■ Exercise details:
Find the string "content" and gather every line that holds it.

■ Records provided:
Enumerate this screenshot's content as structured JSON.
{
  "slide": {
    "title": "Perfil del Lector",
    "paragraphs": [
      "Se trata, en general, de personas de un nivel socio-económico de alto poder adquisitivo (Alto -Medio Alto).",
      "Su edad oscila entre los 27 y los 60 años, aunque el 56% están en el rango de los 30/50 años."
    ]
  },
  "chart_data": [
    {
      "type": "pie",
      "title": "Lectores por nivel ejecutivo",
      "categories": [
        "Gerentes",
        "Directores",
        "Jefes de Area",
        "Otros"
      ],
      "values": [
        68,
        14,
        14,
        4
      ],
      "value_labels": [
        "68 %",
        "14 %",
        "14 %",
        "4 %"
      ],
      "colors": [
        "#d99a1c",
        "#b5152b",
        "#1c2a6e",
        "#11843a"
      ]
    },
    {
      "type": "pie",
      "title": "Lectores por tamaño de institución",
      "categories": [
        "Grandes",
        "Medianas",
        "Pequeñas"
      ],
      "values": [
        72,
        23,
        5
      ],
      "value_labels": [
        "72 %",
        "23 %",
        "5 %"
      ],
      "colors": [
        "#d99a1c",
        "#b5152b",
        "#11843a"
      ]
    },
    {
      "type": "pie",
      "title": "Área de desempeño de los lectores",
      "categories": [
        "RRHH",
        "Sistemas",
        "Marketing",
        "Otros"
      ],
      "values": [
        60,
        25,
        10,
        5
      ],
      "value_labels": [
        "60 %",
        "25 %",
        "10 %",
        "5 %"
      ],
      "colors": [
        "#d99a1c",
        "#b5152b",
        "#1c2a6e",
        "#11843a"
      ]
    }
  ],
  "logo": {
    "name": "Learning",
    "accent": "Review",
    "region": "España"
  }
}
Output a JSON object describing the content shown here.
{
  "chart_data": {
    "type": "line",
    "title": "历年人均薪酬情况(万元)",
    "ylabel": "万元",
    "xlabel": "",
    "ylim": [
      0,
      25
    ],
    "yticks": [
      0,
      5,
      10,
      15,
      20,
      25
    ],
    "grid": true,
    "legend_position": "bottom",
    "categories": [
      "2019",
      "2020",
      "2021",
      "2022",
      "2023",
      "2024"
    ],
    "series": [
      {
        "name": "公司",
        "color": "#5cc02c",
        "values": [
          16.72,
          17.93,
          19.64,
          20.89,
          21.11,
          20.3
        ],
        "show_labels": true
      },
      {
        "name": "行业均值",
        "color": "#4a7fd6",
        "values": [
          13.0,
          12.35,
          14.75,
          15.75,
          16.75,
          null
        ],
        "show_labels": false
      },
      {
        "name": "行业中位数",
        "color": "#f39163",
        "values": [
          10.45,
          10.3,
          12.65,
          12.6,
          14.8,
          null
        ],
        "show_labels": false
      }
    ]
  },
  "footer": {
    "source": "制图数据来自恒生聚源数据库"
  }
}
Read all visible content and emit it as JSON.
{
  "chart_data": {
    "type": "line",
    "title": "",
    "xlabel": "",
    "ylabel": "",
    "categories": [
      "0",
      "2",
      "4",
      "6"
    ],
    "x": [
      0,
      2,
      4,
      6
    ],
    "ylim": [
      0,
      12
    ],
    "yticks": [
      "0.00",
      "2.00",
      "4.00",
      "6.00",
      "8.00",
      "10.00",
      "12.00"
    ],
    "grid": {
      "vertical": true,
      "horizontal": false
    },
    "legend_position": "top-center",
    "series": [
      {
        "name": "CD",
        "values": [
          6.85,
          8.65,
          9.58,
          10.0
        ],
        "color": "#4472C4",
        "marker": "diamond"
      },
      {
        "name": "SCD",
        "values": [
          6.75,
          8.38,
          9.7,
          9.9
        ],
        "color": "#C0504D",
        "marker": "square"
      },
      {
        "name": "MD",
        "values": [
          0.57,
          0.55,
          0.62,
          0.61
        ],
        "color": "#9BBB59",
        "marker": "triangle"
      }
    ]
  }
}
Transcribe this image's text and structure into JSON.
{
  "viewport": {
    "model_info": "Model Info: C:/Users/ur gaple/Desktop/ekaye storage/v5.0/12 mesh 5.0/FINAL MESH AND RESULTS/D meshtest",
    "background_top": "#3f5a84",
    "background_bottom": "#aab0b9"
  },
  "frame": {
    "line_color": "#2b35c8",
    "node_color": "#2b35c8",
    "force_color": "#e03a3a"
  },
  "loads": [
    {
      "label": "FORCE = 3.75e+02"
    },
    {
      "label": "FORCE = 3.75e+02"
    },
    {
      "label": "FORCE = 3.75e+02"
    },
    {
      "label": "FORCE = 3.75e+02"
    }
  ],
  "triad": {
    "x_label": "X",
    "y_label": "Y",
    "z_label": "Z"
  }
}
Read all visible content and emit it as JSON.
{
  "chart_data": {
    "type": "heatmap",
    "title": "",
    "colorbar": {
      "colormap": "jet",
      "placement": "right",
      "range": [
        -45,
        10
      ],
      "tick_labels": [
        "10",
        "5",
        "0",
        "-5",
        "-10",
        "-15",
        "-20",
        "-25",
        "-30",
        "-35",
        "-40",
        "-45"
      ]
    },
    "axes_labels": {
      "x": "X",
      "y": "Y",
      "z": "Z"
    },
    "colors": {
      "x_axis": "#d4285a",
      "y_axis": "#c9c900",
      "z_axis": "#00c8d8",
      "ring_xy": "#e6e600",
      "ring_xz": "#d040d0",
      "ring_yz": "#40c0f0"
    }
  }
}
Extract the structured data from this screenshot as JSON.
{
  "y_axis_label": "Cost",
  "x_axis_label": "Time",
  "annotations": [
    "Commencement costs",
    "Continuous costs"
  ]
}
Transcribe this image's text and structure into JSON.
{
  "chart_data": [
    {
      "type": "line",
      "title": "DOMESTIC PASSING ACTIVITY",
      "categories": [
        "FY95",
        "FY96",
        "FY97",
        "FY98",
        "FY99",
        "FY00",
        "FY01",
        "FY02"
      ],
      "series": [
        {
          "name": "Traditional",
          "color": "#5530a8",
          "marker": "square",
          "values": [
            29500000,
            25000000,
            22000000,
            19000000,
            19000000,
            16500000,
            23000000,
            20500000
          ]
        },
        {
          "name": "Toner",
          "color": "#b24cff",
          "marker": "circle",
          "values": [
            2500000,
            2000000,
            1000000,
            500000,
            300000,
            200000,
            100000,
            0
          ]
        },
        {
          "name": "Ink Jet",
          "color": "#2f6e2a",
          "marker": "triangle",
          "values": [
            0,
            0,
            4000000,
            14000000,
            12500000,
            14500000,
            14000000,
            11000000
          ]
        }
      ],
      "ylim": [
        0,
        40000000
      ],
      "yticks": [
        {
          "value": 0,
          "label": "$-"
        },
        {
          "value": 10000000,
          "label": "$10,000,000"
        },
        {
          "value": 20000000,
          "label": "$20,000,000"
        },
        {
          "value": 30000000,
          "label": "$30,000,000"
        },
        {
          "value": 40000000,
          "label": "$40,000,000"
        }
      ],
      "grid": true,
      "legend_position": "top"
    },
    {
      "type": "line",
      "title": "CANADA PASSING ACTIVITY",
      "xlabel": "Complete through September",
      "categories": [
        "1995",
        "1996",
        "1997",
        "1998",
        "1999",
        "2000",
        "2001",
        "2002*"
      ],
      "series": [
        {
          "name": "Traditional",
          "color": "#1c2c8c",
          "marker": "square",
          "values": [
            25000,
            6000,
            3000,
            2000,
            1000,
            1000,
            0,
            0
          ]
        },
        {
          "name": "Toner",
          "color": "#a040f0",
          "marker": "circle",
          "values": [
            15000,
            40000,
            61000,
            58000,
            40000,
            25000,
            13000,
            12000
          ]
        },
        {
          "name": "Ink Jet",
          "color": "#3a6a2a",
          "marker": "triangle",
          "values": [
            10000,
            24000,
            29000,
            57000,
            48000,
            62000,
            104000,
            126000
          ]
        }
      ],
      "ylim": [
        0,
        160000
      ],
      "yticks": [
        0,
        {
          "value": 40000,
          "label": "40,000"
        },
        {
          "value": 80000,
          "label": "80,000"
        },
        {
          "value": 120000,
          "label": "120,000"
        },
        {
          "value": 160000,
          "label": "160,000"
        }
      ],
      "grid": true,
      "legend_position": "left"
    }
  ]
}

■ Finished task:
Enumerate this screenshot's content as structured JSON.
Output a JSON object describing the content shown here.
Read all visible content and emit it as JSON.
Read all visible content and emit it as JSON.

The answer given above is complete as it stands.